-- Begin LISTED ENTRIES --

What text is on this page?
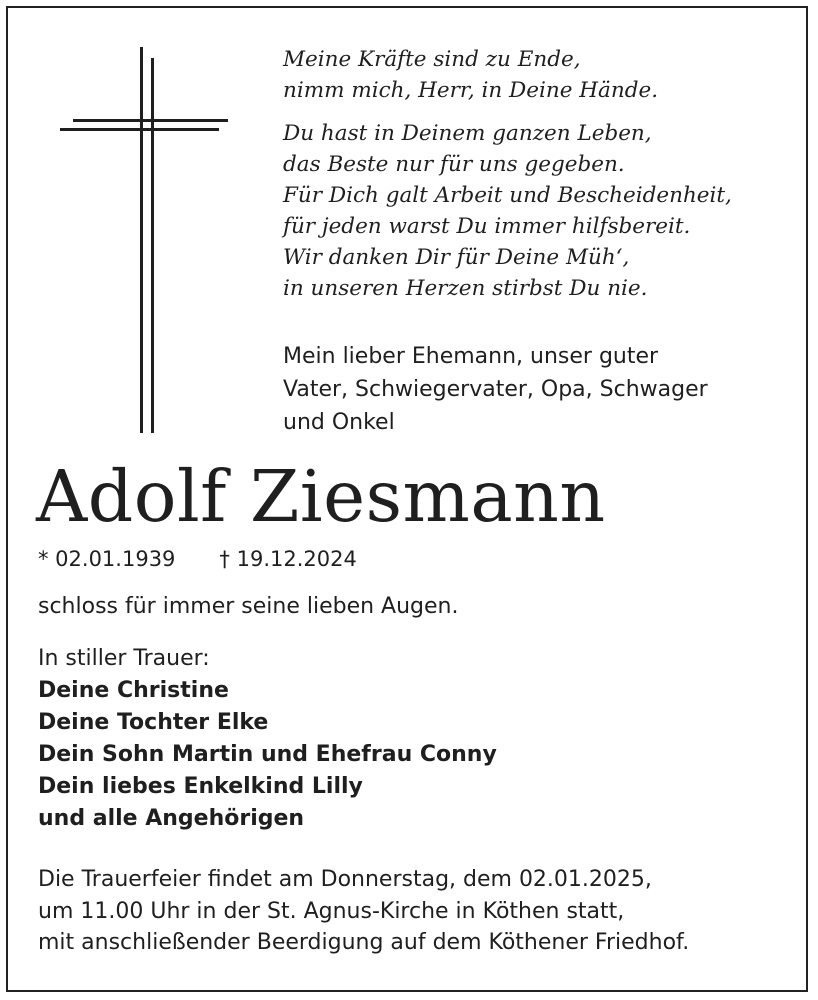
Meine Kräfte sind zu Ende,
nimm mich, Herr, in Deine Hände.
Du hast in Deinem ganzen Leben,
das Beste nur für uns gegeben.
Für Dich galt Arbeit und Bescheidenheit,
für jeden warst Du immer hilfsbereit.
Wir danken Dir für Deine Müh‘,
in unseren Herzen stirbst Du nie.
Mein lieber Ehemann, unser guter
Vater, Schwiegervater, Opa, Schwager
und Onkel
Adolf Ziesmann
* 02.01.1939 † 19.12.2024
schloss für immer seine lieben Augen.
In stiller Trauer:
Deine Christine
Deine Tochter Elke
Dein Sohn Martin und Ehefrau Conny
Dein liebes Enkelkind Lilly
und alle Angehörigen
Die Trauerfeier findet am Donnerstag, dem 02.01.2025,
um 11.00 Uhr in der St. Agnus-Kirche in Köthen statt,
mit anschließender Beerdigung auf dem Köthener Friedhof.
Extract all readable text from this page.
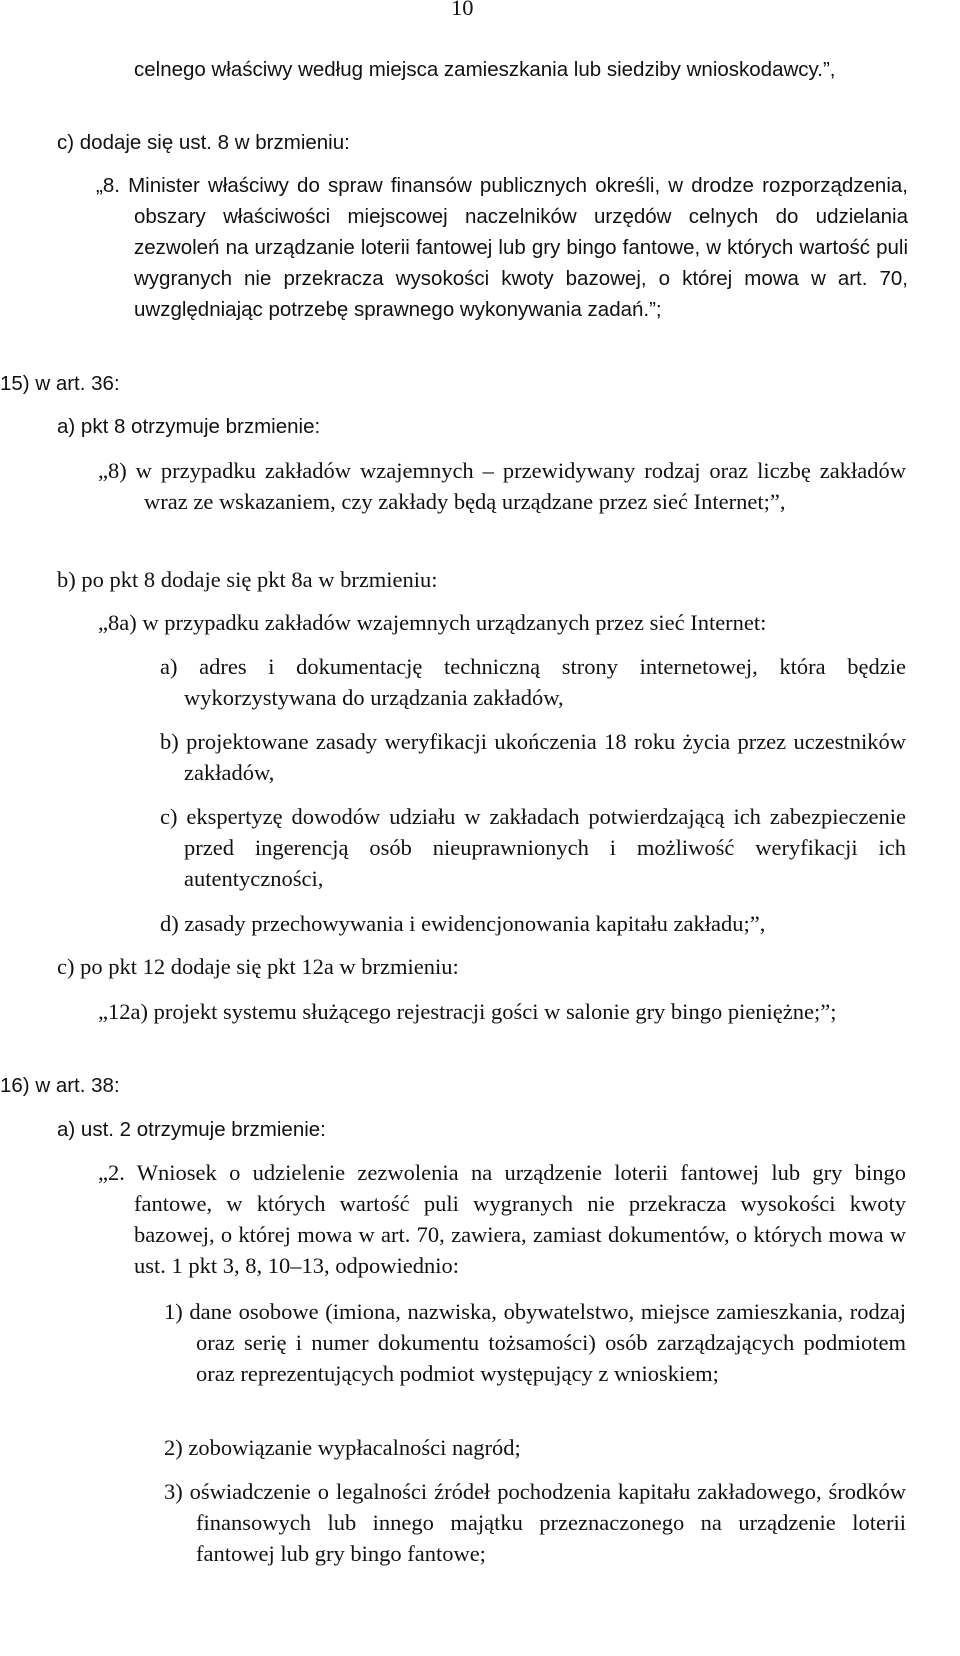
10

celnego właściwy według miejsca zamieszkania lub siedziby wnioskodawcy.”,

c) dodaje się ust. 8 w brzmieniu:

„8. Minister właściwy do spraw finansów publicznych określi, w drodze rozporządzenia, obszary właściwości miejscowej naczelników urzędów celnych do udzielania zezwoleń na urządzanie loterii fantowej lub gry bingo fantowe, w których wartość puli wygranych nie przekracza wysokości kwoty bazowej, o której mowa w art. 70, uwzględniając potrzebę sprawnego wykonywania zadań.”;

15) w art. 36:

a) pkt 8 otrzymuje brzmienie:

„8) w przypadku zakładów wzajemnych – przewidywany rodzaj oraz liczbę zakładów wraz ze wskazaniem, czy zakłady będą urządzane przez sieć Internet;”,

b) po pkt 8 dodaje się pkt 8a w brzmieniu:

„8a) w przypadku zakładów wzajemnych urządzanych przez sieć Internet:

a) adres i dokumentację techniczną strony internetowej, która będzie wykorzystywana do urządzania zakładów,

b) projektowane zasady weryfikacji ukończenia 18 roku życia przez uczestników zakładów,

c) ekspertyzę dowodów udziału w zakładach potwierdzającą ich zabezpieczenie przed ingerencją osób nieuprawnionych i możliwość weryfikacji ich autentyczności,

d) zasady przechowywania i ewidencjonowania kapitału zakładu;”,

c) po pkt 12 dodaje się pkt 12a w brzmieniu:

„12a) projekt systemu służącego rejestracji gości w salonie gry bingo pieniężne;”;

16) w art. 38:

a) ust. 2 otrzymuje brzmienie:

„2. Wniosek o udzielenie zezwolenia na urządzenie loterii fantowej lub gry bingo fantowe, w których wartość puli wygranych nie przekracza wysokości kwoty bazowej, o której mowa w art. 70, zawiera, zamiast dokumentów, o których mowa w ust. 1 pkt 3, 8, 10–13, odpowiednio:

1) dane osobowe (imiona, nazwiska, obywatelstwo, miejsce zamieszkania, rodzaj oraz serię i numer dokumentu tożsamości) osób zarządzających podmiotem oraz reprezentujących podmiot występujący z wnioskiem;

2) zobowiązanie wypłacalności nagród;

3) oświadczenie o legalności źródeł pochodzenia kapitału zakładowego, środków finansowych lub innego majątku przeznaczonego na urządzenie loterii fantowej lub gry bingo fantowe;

-- End LISTED ENTRIES --
-- Begin LISTED ENTRIES --

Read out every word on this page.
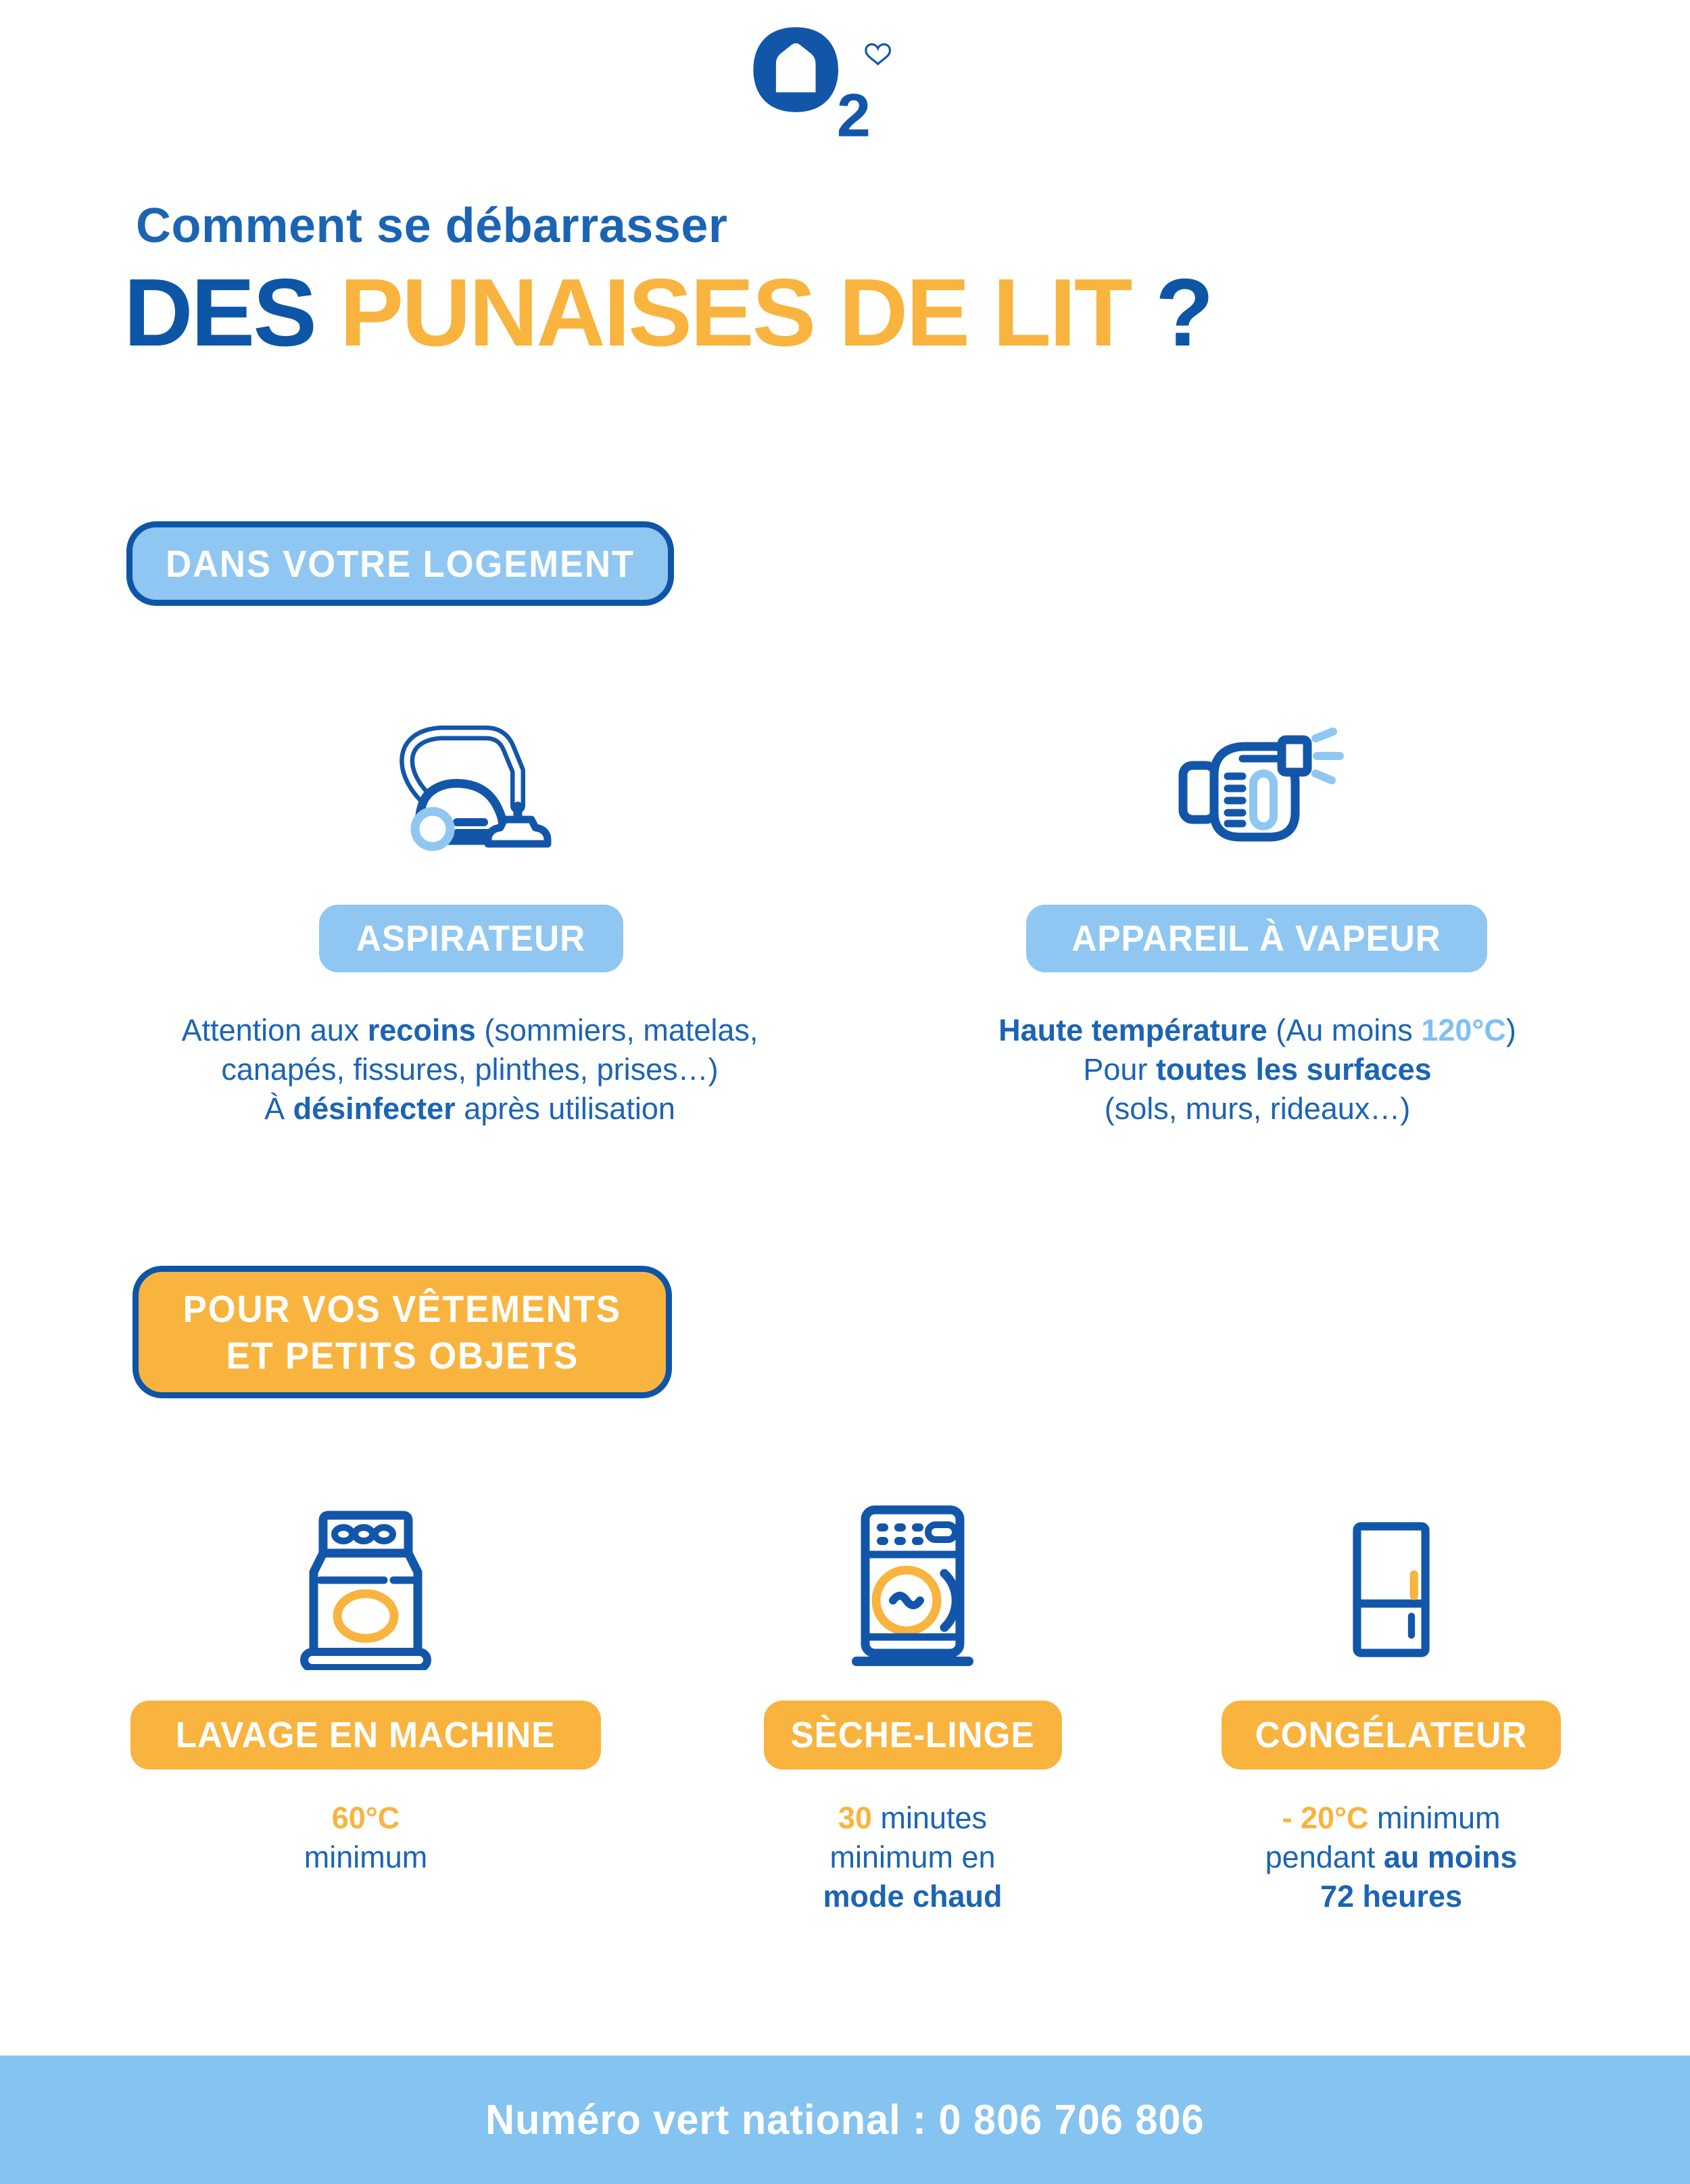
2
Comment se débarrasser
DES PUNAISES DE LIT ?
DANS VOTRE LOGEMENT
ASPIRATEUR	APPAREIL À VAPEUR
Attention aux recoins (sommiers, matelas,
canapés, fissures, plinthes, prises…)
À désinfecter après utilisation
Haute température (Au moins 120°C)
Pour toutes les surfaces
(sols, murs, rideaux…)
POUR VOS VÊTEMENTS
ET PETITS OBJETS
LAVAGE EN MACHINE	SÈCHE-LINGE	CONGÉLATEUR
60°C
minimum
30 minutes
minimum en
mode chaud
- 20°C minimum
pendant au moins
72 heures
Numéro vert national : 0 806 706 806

-- End LISTED ENTRIES --

TASK BRIEF: Pull out each line holding the string "fantowe".

SOLUTION:
„8. Minister właściwy do spraw finansów publicznych określi, w drodze rozporządzenia, obszary właściwości miejscowej naczelników urzędów celnych do udzielania zezwoleń na urządzanie loterii fantowej lub gry bingo fantowe, w których wartość puli wygranych nie przekracza wysokości kwoty bazowej, o której mowa w art. 70, uwzględniając potrzebę sprawnego wykonywania zadań.”;
„2. Wniosek o udzielenie zezwolenia na urządzenie loterii fantowej lub gry bingo fantowe, w których wartość puli wygranych nie przekracza wysokości kwoty bazowej, o której mowa w art. 70, zawiera, zamiast dokumentów, o których mowa w ust. 1 pkt 3, 8, 10–13, odpowiednio:
3) oświadczenie o legalności źródeł pochodzenia kapitału zakładowego, środków finansowych lub innego majątku przeznaczonego na urządzenie loterii fantowej lub gry bingo fantowe;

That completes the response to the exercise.